**WHAT THIS TASK INVOLVES**
Copy out every line of the data exactly.

**DATA LINES**
#####
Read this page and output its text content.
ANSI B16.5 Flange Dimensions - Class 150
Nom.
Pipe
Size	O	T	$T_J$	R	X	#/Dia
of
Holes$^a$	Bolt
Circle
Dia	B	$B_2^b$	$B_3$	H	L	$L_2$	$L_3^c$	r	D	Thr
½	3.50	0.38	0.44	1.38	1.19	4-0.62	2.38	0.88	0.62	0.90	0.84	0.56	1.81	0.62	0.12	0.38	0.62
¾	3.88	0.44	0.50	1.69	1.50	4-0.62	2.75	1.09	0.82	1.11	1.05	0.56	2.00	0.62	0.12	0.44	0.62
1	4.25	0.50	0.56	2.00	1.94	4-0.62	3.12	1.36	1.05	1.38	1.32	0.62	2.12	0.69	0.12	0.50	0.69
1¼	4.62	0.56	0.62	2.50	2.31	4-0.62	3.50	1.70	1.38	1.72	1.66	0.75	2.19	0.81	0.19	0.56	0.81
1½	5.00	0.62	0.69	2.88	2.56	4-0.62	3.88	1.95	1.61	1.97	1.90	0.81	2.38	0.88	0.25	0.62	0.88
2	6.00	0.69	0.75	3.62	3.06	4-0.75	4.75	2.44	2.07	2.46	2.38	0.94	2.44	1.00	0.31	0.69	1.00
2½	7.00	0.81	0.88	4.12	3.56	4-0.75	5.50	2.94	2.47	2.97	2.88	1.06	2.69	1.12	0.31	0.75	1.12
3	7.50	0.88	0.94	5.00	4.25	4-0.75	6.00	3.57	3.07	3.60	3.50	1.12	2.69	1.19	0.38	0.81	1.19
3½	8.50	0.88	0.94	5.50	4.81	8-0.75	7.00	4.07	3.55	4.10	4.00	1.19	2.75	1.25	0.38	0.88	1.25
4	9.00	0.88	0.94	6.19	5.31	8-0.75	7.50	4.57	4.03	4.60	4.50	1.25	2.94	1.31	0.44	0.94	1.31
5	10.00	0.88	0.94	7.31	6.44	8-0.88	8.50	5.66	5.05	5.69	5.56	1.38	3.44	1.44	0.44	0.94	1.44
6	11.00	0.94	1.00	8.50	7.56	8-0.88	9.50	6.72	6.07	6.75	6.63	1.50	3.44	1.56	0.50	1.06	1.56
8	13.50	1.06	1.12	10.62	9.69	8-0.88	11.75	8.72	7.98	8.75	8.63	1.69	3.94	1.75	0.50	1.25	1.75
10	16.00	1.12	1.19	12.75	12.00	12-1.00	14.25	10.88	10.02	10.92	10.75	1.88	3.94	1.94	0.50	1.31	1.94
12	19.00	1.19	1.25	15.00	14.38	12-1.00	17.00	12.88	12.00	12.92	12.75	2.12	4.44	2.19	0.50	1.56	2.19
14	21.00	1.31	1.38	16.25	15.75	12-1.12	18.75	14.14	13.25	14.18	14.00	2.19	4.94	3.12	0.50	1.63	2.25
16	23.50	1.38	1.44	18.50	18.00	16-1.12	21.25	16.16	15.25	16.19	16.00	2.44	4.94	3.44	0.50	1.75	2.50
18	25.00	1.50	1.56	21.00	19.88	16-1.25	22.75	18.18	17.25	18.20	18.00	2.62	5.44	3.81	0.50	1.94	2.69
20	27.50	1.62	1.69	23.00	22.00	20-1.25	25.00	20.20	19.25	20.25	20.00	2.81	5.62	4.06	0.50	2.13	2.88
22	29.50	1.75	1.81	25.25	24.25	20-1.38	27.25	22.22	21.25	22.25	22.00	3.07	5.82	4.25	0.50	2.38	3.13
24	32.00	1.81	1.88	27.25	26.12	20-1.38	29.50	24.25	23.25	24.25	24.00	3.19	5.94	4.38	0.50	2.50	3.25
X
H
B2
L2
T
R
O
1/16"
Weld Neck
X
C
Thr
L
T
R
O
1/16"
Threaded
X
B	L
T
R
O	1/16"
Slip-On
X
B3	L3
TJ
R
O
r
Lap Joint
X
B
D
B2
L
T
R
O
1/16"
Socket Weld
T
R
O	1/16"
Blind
#####
**ANSWER FOR THIS EXERCISE**
Read this page and output its text content.
ANSI B16.5 Flange Dimensions - Class 150
Nom.
Pipe
Size	O	T	$T_J$	R	X	#/Dia
of
Holes$^a$	Bolt
Circle
Dia	B	$B_2^b$	$B_3$	H	L	$L_2$	$L_3^c$	r	D	Thr
½	3.50	0.38	0.44	1.38	1.19	4-0.62	2.38	0.88	0.62	0.90	0.84	0.56	1.81	0.62	0.12	0.38	0.62
¾	3.88	0.44	0.50	1.69	1.50	4-0.62	2.75	1.09	0.82	1.11	1.05	0.56	2.00	0.62	0.12	0.44	0.62
1	4.25	0.50	0.56	2.00	1.94	4-0.62	3.12	1.36	1.05	1.38	1.32	0.62	2.12	0.69	0.12	0.50	0.69
1¼	4.62	0.56	0.62	2.50	2.31	4-0.62	3.50	1.70	1.38	1.72	1.66	0.75	2.19	0.81	0.19	0.56	0.81
1½	5.00	0.62	0.69	2.88	2.56	4-0.62	3.88	1.95	1.61	1.97	1.90	0.81	2.38	0.88	0.25	0.62	0.88
2	6.00	0.69	0.75	3.62	3.06	4-0.75	4.75	2.44	2.07	2.46	2.38	0.94	2.44	1.00	0.31	0.69	1.00
2½	7.00	0.81	0.88	4.12	3.56	4-0.75	5.50	2.94	2.47	2.97	2.88	1.06	2.69	1.12	0.31	0.75	1.12
3	7.50	0.88	0.94	5.00	4.25	4-0.75	6.00	3.57	3.07	3.60	3.50	1.12	2.69	1.19	0.38	0.81	1.19
3½	8.50	0.88	0.94	5.50	4.81	8-0.75	7.00	4.07	3.55	4.10	4.00	1.19	2.75	1.25	0.38	0.88	1.25
4	9.00	0.88	0.94	6.19	5.31	8-0.75	7.50	4.57	4.03	4.60	4.50	1.25	2.94	1.31	0.44	0.94	1.31
5	10.00	0.88	0.94	7.31	6.44	8-0.88	8.50	5.66	5.05	5.69	5.56	1.38	3.44	1.44	0.44	0.94	1.44
6	11.00	0.94	1.00	8.50	7.56	8-0.88	9.50	6.72	6.07	6.75	6.63	1.50	3.44	1.56	0.50	1.06	1.56
8	13.50	1.06	1.12	10.62	9.69	8-0.88	11.75	8.72	7.98	8.75	8.63	1.69	3.94	1.75	0.50	1.25	1.75
10	16.00	1.12	1.19	12.75	12.00	12-1.00	14.25	10.88	10.02	10.92	10.75	1.88	3.94	1.94	0.50	1.31	1.94
12	19.00	1.19	1.25	15.00	14.38	12-1.00	17.00	12.88	12.00	12.92	12.75	2.12	4.44	2.19	0.50	1.56	2.19
14	21.00	1.31	1.38	16.25	15.75	12-1.12	18.75	14.14	13.25	14.18	14.00	2.19	4.94	3.12	0.50	1.63	2.25
16	23.50	1.38	1.44	18.50	18.00	16-1.12	21.25	16.16	15.25	16.19	16.00	2.44	4.94	3.44	0.50	1.75	2.50
18	25.00	1.50	1.56	21.00	19.88	16-1.25	22.75	18.18	17.25	18.20	18.00	2.62	5.44	3.81	0.50	1.94	2.69
20	27.50	1.62	1.69	23.00	22.00	20-1.25	25.00	20.20	19.25	20.25	20.00	2.81	5.62	4.06	0.50	2.13	2.88
22	29.50	1.75	1.81	25.25	24.25	20-1.38	27.25	22.22	21.25	22.25	22.00	3.07	5.82	4.25	0.50	2.38	3.13
24	32.00	1.81	1.88	27.25	26.12	20-1.38	29.50	24.25	23.25	24.25	24.00	3.19	5.94	4.38	0.50	2.50	3.25
X
H
B2
L2
T
R
O
1/16"
Weld Neck
X
C
Thr
L
T
R
O
1/16"
Threaded
X
B	L
T
R
O	1/16"
Slip-On
X
B3	L3
TJ
R
O
r
Lap Joint
X
B
D
B2
L
T
R
O
1/16"
Socket Weld
T
R
O	1/16"
Blind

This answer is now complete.